-------- Task input
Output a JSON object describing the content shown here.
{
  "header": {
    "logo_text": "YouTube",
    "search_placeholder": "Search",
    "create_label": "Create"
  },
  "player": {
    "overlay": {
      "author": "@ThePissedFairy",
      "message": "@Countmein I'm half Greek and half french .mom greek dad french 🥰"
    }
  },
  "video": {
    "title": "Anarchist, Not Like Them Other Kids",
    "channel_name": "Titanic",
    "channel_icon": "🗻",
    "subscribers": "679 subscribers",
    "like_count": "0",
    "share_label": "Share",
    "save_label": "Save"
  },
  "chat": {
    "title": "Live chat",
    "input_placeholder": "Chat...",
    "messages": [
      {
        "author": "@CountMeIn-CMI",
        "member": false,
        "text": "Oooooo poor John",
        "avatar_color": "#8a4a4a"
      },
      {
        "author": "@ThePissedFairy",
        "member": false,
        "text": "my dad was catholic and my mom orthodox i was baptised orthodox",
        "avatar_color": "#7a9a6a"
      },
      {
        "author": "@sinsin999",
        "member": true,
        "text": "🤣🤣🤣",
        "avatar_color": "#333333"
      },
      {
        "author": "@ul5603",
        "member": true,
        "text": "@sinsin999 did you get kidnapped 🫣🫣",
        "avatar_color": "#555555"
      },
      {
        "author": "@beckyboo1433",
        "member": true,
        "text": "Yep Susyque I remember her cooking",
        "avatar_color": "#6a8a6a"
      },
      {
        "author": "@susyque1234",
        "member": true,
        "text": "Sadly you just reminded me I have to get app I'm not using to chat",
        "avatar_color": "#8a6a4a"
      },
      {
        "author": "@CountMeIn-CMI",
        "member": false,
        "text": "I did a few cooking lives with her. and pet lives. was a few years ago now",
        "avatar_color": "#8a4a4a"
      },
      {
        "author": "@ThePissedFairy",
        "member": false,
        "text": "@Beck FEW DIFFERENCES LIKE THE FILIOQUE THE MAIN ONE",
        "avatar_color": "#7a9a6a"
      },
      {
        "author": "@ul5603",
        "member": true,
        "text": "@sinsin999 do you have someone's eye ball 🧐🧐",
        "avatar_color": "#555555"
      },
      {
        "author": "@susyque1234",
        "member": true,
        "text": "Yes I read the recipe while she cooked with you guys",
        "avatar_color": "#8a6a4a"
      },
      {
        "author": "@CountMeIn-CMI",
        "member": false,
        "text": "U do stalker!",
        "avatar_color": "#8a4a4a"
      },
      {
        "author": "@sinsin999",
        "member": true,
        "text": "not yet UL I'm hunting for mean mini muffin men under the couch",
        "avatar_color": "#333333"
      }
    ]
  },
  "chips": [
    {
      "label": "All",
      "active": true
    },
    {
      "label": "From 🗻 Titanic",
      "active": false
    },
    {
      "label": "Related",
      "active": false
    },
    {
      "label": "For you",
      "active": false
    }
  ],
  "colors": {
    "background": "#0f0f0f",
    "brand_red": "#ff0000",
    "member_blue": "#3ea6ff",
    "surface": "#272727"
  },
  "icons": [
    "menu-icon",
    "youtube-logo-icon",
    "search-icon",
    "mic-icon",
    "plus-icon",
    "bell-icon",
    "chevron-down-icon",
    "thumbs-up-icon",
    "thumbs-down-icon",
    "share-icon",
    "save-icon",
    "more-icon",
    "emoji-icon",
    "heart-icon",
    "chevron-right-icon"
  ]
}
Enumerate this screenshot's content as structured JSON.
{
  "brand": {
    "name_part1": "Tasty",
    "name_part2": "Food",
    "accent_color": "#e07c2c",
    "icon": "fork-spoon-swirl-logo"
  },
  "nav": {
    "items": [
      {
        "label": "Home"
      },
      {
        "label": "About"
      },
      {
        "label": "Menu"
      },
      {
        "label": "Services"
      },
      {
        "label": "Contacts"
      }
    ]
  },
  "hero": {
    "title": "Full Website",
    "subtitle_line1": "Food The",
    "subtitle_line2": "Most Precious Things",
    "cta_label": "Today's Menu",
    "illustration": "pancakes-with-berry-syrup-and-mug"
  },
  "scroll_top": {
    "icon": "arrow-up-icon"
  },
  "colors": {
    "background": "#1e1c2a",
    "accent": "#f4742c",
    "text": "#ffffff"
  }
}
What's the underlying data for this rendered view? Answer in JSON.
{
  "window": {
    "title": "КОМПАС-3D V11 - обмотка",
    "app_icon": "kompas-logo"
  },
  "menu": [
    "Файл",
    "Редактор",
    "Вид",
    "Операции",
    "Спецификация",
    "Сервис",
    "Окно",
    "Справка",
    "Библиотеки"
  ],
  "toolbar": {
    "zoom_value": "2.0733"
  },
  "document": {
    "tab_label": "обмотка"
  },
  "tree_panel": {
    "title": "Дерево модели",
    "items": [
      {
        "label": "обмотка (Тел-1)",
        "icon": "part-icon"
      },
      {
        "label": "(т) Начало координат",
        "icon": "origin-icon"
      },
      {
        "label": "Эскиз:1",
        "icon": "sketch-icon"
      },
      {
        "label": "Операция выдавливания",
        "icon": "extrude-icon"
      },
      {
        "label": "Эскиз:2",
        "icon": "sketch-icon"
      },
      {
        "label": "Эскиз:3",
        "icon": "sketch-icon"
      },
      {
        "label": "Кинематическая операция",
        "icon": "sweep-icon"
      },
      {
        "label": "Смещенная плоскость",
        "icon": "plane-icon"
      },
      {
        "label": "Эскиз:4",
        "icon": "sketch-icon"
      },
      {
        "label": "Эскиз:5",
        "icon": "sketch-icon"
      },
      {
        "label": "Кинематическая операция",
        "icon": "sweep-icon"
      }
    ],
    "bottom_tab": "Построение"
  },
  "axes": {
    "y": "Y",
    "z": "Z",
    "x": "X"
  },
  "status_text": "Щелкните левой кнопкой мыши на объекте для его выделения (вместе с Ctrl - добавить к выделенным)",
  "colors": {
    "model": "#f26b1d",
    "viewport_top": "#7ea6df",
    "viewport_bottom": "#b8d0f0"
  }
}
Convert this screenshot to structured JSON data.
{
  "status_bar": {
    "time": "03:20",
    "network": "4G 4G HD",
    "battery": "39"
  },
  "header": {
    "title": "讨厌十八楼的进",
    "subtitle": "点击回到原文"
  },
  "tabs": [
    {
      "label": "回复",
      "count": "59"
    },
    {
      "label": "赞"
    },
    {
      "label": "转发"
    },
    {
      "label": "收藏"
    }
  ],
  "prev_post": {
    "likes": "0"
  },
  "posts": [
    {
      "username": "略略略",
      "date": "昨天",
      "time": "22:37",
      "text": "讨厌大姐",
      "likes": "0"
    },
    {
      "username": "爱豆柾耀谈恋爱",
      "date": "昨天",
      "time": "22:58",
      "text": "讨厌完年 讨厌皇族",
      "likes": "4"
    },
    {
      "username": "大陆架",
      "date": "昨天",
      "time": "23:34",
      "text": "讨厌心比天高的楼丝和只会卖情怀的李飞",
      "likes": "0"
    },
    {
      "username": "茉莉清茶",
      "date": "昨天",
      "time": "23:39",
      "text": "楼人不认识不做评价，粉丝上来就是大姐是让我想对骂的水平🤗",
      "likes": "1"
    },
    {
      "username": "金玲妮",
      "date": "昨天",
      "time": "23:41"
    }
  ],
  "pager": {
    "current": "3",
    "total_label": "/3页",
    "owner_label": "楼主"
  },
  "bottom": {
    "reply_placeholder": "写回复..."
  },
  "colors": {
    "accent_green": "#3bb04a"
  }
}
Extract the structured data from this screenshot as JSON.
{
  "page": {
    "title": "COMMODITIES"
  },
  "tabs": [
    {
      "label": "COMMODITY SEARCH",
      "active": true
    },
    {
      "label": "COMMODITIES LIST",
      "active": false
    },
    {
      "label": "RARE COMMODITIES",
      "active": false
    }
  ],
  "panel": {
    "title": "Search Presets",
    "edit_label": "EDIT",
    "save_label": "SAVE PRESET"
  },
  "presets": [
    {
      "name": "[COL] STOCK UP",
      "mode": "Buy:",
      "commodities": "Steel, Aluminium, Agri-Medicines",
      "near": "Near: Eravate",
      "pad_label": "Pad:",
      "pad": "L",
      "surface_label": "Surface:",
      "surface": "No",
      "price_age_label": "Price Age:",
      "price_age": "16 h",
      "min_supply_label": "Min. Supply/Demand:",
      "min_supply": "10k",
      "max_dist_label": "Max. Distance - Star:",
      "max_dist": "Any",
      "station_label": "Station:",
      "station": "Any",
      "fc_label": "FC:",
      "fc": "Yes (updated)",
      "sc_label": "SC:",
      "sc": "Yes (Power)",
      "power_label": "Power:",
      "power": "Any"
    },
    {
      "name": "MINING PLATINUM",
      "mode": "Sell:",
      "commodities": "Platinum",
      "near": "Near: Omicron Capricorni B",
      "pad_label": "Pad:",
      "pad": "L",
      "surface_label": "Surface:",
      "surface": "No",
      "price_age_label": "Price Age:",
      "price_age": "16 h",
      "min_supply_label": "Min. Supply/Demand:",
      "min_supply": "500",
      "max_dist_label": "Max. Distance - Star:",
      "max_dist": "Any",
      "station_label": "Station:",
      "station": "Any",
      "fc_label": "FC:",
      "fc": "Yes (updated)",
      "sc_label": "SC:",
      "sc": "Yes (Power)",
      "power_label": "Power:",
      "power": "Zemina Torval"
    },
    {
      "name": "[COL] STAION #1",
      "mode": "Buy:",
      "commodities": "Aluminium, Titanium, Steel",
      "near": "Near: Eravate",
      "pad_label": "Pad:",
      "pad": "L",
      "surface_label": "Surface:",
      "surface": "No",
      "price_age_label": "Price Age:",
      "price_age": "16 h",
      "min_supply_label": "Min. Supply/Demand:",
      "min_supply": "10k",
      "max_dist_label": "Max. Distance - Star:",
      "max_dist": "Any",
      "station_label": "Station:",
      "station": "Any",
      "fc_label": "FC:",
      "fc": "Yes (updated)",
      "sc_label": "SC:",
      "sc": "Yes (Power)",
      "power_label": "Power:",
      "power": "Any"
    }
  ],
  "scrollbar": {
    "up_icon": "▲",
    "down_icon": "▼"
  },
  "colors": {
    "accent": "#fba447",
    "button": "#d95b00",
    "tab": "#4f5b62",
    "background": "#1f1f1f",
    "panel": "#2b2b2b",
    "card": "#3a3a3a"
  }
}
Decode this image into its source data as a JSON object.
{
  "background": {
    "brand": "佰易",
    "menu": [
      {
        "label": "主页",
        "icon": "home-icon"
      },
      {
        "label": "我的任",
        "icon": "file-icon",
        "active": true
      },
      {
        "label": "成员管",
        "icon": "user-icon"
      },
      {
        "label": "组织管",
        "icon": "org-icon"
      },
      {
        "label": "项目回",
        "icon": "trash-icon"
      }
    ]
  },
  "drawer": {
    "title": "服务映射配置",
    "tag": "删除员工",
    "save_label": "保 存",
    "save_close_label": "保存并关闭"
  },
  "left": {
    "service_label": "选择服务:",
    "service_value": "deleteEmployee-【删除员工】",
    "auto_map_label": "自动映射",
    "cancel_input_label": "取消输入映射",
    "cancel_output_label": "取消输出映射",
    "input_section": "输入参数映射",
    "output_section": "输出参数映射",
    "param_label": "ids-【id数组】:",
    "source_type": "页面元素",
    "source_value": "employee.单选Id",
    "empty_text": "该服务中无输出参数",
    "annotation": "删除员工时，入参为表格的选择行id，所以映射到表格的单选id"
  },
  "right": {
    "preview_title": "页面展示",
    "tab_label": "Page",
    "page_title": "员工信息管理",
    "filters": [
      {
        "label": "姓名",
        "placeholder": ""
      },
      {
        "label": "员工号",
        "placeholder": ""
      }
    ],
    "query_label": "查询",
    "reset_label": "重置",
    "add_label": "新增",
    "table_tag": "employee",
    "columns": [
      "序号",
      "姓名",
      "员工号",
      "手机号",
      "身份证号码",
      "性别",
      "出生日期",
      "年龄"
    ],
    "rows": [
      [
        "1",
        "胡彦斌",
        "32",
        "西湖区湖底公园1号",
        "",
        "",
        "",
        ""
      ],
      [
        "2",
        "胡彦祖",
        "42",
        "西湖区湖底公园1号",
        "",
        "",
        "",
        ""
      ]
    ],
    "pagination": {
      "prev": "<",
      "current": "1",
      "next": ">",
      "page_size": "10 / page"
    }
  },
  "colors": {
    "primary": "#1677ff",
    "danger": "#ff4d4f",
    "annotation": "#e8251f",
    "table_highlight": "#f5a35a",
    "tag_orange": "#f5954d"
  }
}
----------------
Exercise |
Give the number of lines in the material above that have the word "structured" in them, and nothing more.

Response for this exercise |
3